# PROMPT
Tally the lines containing the word "this", and report the tally alone.
---- DATA PROVIDED
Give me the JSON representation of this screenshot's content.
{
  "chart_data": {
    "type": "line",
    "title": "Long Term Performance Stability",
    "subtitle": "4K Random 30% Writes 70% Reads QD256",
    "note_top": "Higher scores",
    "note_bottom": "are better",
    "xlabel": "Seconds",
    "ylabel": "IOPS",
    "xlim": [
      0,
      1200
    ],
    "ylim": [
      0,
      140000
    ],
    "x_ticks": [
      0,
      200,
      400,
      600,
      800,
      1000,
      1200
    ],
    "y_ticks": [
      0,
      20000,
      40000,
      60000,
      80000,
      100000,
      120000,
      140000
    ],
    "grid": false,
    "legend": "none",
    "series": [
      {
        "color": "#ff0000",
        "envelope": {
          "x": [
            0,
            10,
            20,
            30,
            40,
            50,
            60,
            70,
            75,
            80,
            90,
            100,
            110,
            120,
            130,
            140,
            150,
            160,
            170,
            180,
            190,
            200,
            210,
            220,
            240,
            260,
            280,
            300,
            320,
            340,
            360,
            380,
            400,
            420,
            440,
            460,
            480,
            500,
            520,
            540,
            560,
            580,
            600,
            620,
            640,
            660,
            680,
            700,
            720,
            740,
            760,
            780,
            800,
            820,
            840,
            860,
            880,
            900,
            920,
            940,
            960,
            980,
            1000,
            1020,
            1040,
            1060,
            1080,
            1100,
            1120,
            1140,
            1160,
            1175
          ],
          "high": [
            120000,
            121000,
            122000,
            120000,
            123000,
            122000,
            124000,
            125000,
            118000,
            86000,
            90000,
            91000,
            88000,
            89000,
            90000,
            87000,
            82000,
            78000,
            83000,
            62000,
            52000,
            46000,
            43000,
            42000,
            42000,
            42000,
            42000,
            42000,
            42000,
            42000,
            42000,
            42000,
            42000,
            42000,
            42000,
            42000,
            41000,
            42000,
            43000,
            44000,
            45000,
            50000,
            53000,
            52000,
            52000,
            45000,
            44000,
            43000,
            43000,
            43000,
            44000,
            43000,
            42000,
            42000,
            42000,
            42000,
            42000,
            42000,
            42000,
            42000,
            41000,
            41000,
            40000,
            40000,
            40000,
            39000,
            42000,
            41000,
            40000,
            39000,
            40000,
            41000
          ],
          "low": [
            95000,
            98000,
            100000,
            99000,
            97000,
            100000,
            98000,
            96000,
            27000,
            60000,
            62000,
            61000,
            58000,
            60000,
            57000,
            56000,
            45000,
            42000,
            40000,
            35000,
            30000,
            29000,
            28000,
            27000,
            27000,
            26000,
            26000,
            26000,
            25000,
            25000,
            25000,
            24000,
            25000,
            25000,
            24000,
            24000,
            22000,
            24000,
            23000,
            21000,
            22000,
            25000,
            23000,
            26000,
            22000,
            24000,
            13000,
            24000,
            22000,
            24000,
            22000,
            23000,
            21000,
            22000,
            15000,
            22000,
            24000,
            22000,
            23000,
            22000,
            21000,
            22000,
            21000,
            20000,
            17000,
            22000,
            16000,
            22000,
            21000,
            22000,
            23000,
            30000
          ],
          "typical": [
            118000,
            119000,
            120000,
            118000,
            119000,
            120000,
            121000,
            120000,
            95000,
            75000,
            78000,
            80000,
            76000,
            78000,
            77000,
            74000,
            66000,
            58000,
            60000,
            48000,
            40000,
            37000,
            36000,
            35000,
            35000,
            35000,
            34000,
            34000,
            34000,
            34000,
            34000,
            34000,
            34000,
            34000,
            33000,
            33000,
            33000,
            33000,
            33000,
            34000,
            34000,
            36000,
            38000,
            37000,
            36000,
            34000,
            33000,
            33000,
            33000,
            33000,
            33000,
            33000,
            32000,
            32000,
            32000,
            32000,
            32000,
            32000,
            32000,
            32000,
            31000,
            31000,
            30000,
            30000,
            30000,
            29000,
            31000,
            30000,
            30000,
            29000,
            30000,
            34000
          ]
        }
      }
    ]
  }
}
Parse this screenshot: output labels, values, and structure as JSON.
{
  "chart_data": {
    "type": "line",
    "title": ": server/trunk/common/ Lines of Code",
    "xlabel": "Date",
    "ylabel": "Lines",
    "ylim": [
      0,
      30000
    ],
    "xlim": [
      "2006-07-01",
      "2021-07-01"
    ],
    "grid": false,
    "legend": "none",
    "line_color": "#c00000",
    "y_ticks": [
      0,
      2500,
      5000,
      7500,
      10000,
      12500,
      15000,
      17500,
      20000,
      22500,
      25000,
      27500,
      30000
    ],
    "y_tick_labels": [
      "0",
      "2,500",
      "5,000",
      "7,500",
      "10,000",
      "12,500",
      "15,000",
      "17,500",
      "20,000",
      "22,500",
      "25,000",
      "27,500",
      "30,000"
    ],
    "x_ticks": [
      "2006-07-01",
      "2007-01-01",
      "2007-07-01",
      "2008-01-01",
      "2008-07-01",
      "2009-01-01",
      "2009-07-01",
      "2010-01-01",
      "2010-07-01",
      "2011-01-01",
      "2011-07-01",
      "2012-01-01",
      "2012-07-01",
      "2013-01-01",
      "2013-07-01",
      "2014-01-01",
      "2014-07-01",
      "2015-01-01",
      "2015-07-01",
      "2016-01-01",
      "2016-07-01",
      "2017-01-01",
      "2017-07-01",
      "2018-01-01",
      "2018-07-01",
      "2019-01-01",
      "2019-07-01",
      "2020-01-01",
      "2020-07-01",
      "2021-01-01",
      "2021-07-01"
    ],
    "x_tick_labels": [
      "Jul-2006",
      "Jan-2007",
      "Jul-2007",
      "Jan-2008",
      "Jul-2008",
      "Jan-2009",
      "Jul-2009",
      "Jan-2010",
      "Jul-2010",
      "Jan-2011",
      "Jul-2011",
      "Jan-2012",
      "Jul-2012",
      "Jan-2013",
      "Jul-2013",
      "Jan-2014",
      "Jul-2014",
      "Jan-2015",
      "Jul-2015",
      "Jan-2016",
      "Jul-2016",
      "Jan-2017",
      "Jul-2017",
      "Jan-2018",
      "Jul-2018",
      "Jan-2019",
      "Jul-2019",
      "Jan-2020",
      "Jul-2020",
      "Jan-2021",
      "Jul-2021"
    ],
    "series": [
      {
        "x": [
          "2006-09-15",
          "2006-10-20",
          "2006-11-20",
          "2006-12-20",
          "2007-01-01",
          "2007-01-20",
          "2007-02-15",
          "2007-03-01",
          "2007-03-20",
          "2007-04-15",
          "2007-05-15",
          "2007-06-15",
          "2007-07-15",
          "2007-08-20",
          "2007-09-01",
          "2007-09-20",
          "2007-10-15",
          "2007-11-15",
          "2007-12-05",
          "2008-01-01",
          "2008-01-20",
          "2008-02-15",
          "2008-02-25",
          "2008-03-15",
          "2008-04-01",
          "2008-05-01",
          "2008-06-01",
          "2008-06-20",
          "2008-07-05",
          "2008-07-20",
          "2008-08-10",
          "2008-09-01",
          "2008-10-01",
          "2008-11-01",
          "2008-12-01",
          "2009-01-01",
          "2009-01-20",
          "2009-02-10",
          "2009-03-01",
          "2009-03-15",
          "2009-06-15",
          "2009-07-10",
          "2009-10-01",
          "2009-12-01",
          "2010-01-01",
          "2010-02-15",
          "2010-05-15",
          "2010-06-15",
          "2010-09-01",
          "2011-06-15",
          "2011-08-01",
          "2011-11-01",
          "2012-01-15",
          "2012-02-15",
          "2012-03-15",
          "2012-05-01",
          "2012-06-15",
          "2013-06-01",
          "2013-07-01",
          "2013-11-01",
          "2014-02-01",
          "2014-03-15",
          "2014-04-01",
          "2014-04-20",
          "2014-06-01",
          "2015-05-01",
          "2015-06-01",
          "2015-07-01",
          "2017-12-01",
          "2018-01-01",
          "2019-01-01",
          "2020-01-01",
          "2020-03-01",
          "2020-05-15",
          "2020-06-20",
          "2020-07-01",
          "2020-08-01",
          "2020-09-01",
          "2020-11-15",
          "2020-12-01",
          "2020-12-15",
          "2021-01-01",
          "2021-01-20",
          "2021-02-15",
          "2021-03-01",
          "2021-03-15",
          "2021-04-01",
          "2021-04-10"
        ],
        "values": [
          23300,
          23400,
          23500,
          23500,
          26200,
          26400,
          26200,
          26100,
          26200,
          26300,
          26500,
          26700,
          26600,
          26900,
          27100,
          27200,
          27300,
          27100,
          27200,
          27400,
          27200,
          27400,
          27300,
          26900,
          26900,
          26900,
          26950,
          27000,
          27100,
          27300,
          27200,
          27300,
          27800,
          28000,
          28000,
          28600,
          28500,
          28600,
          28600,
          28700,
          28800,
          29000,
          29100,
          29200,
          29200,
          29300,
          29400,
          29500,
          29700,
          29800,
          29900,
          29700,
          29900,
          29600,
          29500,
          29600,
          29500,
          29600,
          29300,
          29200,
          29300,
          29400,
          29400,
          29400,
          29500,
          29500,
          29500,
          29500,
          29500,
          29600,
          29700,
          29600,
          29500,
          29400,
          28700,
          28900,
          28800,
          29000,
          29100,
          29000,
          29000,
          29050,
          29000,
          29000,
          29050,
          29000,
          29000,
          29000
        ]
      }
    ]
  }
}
--------
# EXERCISE RESPONSE
2